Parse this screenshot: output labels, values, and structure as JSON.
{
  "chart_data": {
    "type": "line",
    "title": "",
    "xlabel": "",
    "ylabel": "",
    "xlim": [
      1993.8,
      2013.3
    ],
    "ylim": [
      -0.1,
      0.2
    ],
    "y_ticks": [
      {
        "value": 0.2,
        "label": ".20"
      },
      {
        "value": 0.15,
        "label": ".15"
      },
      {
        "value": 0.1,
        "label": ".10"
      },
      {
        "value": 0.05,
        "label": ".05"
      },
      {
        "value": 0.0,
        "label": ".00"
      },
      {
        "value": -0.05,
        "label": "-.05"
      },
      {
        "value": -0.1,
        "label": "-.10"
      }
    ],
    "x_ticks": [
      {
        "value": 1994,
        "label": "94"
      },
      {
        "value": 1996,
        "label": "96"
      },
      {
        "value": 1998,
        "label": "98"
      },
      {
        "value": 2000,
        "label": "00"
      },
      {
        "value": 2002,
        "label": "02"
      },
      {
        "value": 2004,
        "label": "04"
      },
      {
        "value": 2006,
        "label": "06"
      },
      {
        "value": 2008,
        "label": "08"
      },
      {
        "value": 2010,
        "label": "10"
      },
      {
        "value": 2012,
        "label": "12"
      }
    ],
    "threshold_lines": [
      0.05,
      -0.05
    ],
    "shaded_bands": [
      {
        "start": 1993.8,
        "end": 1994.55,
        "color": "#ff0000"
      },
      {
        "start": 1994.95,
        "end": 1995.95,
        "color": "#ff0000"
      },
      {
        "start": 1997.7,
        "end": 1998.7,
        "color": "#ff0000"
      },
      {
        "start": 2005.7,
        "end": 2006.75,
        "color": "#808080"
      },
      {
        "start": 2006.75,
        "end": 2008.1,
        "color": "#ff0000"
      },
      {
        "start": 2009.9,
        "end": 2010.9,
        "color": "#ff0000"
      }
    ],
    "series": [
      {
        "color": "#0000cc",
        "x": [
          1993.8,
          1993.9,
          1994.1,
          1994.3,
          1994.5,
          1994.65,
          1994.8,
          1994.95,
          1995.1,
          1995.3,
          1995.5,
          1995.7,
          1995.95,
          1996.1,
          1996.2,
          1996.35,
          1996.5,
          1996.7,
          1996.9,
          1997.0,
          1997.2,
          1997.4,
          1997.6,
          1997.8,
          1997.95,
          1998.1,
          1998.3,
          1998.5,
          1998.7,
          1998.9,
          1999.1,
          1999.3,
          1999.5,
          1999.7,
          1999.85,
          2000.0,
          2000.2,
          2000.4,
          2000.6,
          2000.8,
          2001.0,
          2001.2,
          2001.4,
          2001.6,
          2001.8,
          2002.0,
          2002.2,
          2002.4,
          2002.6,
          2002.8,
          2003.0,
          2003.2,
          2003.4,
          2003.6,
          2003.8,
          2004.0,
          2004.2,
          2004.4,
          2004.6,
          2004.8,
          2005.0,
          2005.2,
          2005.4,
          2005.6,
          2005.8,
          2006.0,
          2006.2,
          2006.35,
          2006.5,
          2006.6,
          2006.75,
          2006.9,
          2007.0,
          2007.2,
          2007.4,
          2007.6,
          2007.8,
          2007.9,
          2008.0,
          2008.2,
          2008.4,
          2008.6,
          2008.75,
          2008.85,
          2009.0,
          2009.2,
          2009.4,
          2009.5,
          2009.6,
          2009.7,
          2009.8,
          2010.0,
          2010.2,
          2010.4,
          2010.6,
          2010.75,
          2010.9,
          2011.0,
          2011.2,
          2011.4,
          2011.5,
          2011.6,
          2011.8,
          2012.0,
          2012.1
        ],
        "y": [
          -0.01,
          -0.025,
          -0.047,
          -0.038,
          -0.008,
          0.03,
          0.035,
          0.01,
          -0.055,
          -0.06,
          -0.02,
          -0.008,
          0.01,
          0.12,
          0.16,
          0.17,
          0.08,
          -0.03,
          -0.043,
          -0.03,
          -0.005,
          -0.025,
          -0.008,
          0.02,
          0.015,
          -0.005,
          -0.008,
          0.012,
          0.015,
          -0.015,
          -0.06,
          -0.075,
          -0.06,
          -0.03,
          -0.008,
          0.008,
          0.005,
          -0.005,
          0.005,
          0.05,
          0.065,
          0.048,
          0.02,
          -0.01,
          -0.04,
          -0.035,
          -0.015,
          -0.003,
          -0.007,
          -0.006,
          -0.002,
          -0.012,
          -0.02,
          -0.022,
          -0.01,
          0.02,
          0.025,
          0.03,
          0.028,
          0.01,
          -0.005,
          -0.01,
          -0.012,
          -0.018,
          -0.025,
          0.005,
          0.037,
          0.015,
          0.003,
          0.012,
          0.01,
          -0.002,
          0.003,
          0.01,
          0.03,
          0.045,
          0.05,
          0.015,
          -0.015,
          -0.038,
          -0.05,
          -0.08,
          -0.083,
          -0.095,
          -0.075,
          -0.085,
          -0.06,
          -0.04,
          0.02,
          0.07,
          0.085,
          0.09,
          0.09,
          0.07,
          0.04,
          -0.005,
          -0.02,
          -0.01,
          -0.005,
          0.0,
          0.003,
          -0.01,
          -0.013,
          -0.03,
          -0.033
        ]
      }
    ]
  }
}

____

TASK DIRECTIONS:
Repeat every line of the material exactly as given.

WRITTEN SOLUTION:
Parse this screenshot: output labels, values, and structure as JSON.
{
  "chart_data": {
    "type": "line",
    "title": "",
    "xlabel": "",
    "ylabel": "",
    "xlim": [
      1993.8,
      2013.3
    ],
    "ylim": [
      -0.1,
      0.2
    ],
    "y_ticks": [
      {
        "value": 0.2,
        "label": ".20"
      },
      {
        "value": 0.15,
        "label": ".15"
      },
      {
        "value": 0.1,
        "label": ".10"
      },
      {
        "value": 0.05,
        "label": ".05"
      },
      {
        "value": 0.0,
        "label": ".00"
      },
      {
        "value": -0.05,
        "label": "-.05"
      },
      {
        "value": -0.1,
        "label": "-.10"
      }
    ],
    "x_ticks": [
      {
        "value": 1994,
        "label": "94"
      },
      {
        "value": 1996,
        "label": "96"
      },
      {
        "value": 1998,
        "label": "98"
      },
      {
        "value": 2000,
        "label": "00"
      },
      {
        "value": 2002,
        "label": "02"
      },
      {
        "value": 2004,
        "label": "04"
      },
      {
        "value": 2006,
        "label": "06"
      },
      {
        "value": 2008,
        "label": "08"
      },
      {
        "value": 2010,
        "label": "10"
      },
      {
        "value": 2012,
        "label": "12"
      }
    ],
    "threshold_lines": [
      0.05,
      -0.05
    ],
    "shaded_bands": [
      {
        "start": 1993.8,
        "end": 1994.55,
        "color": "#ff0000"
      },
      {
        "start": 1994.95,
        "end": 1995.95,
        "color": "#ff0000"
      },
      {
        "start": 1997.7,
        "end": 1998.7,
        "color": "#ff0000"
      },
      {
        "start": 2005.7,
        "end": 2006.75,
        "color": "#808080"
      },
      {
        "start": 2006.75,
        "end": 2008.1,
        "color": "#ff0000"
      },
      {
        "start": 2009.9,
        "end": 2010.9,
        "color": "#ff0000"
      }
    ],
    "series": [
      {
        "color": "#0000cc",
        "x": [
          1993.8,
          1993.9,
          1994.1,
          1994.3,
          1994.5,
          1994.65,
          1994.8,
          1994.95,
          1995.1,
          1995.3,
          1995.5,
          1995.7,
          1995.95,
          1996.1,
          1996.2,
          1996.35,
          1996.5,
          1996.7,
          1996.9,
          1997.0,
          1997.2,
          1997.4,
          1997.6,
          1997.8,
          1997.95,
          1998.1,
          1998.3,
          1998.5,
          1998.7,
          1998.9,
          1999.1,
          1999.3,
          1999.5,
          1999.7,
          1999.85,
          2000.0,
          2000.2,
          2000.4,
          2000.6,
          2000.8,
          2001.0,
          2001.2,
          2001.4,
          2001.6,
          2001.8,
          2002.0,
          2002.2,
          2002.4,
          2002.6,
          2002.8,
          2003.0,
          2003.2,
          2003.4,
          2003.6,
          2003.8,
          2004.0,
          2004.2,
          2004.4,
          2004.6,
          2004.8,
          2005.0,
          2005.2,
          2005.4,
          2005.6,
          2005.8,
          2006.0,
          2006.2,
          2006.35,
          2006.5,
          2006.6,
          2006.75,
          2006.9,
          2007.0,
          2007.2,
          2007.4,
          2007.6,
          2007.8,
          2007.9,
          2008.0,
          2008.2,
          2008.4,
          2008.6,
          2008.75,
          2008.85,
          2009.0,
          2009.2,
          2009.4,
          2009.5,
          2009.6,
          2009.7,
          2009.8,
          2010.0,
          2010.2,
          2010.4,
          2010.6,
          2010.75,
          2010.9,
          2011.0,
          2011.2,
          2011.4,
          2011.5,
          2011.6,
          2011.8,
          2012.0,
          2012.1
        ],
        "y": [
          -0.01,
          -0.025,
          -0.047,
          -0.038,
          -0.008,
          0.03,
          0.035,
          0.01,
          -0.055,
          -0.06,
          -0.02,
          -0.008,
          0.01,
          0.12,
          0.16,
          0.17,
          0.08,
          -0.03,
          -0.043,
          -0.03,
          -0.005,
          -0.025,
          -0.008,
          0.02,
          0.015,
          -0.005,
          -0.008,
          0.012,
          0.015,
          -0.015,
          -0.06,
          -0.075,
          -0.06,
          -0.03,
          -0.008,
          0.008,
          0.005,
          -0.005,
          0.005,
          0.05,
          0.065,
          0.048,
          0.02,
          -0.01,
          -0.04,
          -0.035,
          -0.015,
          -0.003,
          -0.007,
          -0.006,
          -0.002,
          -0.012,
          -0.02,
          -0.022,
          -0.01,
          0.02,
          0.025,
          0.03,
          0.028,
          0.01,
          -0.005,
          -0.01,
          -0.012,
          -0.018,
          -0.025,
          0.005,
          0.037,
          0.015,
          0.003,
          0.012,
          0.01,
          -0.002,
          0.003,
          0.01,
          0.03,
          0.045,
          0.05,
          0.015,
          -0.015,
          -0.038,
          -0.05,
          -0.08,
          -0.083,
          -0.095,
          -0.075,
          -0.085,
          -0.06,
          -0.04,
          0.02,
          0.07,
          0.085,
          0.09,
          0.09,
          0.07,
          0.04,
          -0.005,
          -0.02,
          -0.01,
          -0.005,
          0.0,
          0.003,
          -0.01,
          -0.013,
          -0.03,
          -0.033
        ]
      }
    ]
  }
}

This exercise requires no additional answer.